*Supplied data*:
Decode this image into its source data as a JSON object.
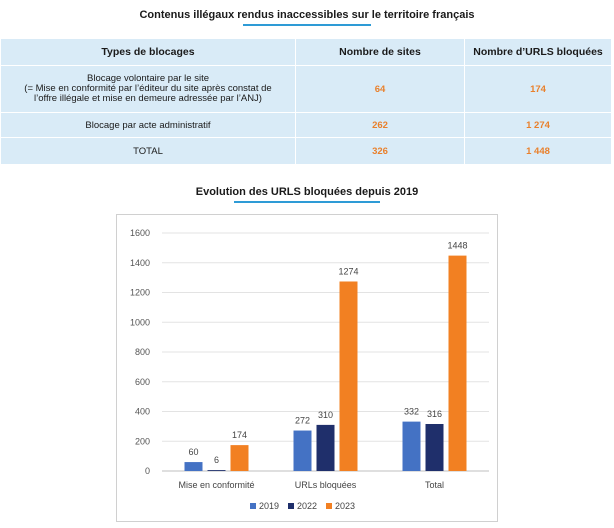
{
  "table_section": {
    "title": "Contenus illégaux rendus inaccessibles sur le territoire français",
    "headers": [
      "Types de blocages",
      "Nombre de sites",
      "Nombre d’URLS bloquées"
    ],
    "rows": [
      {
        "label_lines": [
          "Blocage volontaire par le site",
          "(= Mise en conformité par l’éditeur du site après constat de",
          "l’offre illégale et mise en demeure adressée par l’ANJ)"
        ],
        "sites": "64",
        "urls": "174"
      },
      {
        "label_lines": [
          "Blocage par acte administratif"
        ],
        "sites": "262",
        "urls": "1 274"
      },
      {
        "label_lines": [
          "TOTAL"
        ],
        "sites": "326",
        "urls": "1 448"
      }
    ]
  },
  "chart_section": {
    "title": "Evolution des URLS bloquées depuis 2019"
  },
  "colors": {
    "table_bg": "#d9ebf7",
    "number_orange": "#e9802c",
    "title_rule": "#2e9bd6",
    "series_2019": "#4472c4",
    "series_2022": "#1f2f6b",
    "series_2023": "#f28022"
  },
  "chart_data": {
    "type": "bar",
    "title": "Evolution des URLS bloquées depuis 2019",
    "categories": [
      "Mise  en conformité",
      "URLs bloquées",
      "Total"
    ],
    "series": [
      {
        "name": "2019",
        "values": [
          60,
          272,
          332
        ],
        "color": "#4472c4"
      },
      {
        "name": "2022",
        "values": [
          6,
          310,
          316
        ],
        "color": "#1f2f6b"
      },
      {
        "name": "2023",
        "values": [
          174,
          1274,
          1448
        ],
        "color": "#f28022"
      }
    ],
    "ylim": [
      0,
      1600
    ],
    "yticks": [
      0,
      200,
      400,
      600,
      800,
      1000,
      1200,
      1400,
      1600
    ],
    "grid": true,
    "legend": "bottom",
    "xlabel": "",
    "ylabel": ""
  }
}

*Stated task*: Repeat the records above exactly, leaving out any pictures they contain.

*Correct answer*:
Decode this image into its source data as a JSON object.
{
  "table_section": {
    "title": "Contenus illégaux rendus inaccessibles sur le territoire français",
    "headers": [
      "Types de blocages",
      "Nombre de sites",
      "Nombre d’URLS bloquées"
    ],
    "rows": [
      {
        "label_lines": [
          "Blocage volontaire par le site",
          "(= Mise en conformité par l’éditeur du site après constat de",
          "l’offre illégale et mise en demeure adressée par l’ANJ)"
        ],
        "sites": "64",
        "urls": "174"
      },
      {
        "label_lines": [
          "Blocage par acte administratif"
        ],
        "sites": "262",
        "urls": "1 274"
      },
      {
        "label_lines": [
          "TOTAL"
        ],
        "sites": "326",
        "urls": "1 448"
      }
    ]
  },
  "chart_section": {
    "title": "Evolution des URLS bloquées depuis 2019"
  },
  "colors": {
    "table_bg": "#d9ebf7",
    "number_orange": "#e9802c",
    "title_rule": "#2e9bd6",
    "series_2019": "#4472c4",
    "series_2022": "#1f2f6b",
    "series_2023": "#f28022"
  },
  "chart_data": {
    "type": "bar",
    "title": "Evolution des URLS bloquées depuis 2019",
    "categories": [
      "Mise  en conformité",
      "URLs bloquées",
      "Total"
    ],
    "series": [
      {
        "name": "2019",
        "values": [
          60,
          272,
          332
        ],
        "color": "#4472c4"
      },
      {
        "name": "2022",
        "values": [
          6,
          310,
          316
        ],
        "color": "#1f2f6b"
      },
      {
        "name": "2023",
        "values": [
          174,
          1274,
          1448
        ],
        "color": "#f28022"
      }
    ],
    "ylim": [
      0,
      1600
    ],
    "yticks": [
      0,
      200,
      400,
      600,
      800,
      1000,
      1200,
      1400,
      1600
    ],
    "grid": true,
    "legend": "bottom",
    "xlabel": "",
    "ylabel": ""
  }
}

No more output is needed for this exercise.